▶ _Exercise input_:
++++++++

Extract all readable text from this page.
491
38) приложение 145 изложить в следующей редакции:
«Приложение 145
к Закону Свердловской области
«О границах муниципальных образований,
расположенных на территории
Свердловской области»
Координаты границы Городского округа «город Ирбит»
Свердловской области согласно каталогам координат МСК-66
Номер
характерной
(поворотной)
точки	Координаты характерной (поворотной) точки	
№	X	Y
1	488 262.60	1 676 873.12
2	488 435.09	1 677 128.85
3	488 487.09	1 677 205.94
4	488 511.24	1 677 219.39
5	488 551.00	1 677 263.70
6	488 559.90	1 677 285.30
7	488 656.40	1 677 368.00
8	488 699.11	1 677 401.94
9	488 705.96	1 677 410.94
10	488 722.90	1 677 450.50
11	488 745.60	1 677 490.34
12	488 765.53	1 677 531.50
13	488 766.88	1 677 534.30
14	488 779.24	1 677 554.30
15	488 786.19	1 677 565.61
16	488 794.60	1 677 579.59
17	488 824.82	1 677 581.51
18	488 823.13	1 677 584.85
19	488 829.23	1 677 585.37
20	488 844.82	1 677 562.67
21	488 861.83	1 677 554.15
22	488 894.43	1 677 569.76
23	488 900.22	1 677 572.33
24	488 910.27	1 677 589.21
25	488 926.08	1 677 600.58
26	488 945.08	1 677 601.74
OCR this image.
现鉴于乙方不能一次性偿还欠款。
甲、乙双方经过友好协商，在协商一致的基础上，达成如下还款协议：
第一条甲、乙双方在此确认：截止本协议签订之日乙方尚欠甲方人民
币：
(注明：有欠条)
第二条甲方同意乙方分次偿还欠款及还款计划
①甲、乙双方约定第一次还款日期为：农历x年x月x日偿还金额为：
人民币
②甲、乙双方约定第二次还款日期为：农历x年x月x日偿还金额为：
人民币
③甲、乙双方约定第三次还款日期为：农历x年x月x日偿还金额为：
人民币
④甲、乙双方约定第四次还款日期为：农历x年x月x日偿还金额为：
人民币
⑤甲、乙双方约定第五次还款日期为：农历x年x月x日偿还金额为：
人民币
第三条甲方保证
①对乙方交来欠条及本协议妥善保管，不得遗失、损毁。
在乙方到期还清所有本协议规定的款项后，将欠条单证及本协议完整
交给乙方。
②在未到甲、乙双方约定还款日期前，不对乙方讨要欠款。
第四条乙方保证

++++++++

Each line of the listing above should be output exactly.

Extract all readable text from this page.
491
38) приложение 145 изложить в следующей редакции:
«Приложение 145
к Закону Свердловской области
«О границах муниципальных образований,
расположенных на территории
Свердловской области»
Координаты границы Городского округа «город Ирбит»
Свердловской области согласно каталогам координат МСК-66
Номер
характерной
(поворотной)
точки	Координаты характерной (поворотной) точки	
№	X	Y
1	488 262.60	1 676 873.12
2	488 435.09	1 677 128.85
3	488 487.09	1 677 205.94
4	488 511.24	1 677 219.39
5	488 551.00	1 677 263.70
6	488 559.90	1 677 285.30
7	488 656.40	1 677 368.00
8	488 699.11	1 677 401.94
9	488 705.96	1 677 410.94
10	488 722.90	1 677 450.50
11	488 745.60	1 677 490.34
12	488 765.53	1 677 531.50
13	488 766.88	1 677 534.30
14	488 779.24	1 677 554.30
15	488 786.19	1 677 565.61
16	488 794.60	1 677 579.59
17	488 824.82	1 677 581.51
18	488 823.13	1 677 584.85
19	488 829.23	1 677 585.37
20	488 844.82	1 677 562.67
21	488 861.83	1 677 554.15
22	488 894.43	1 677 569.76
23	488 900.22	1 677 572.33
24	488 910.27	1 677 589.21
25	488 926.08	1 677 600.58
26	488 945.08	1 677 601.74
OCR this image.
现鉴于乙方不能一次性偿还欠款。
甲、乙双方经过友好协商，在协商一致的基础上，达成如下还款协议：
第一条甲、乙双方在此确认：截止本协议签订之日乙方尚欠甲方人民
币：
(注明：有欠条)
第二条甲方同意乙方分次偿还欠款及还款计划
①甲、乙双方约定第一次还款日期为：农历x年x月x日偿还金额为：
人民币
②甲、乙双方约定第二次还款日期为：农历x年x月x日偿还金额为：
人民币
③甲、乙双方约定第三次还款日期为：农历x年x月x日偿还金额为：
人民币
④甲、乙双方约定第四次还款日期为：农历x年x月x日偿还金额为：
人民币
⑤甲、乙双方约定第五次还款日期为：农历x年x月x日偿还金额为：
人民币
第三条甲方保证
①对乙方交来欠条及本协议妥善保管，不得遗失、损毁。
在乙方到期还清所有本协议规定的款项后，将欠条单证及本协议完整
交给乙方。
②在未到甲、乙双方约定还款日期前，不对乙方讨要欠款。
第四条乙方保证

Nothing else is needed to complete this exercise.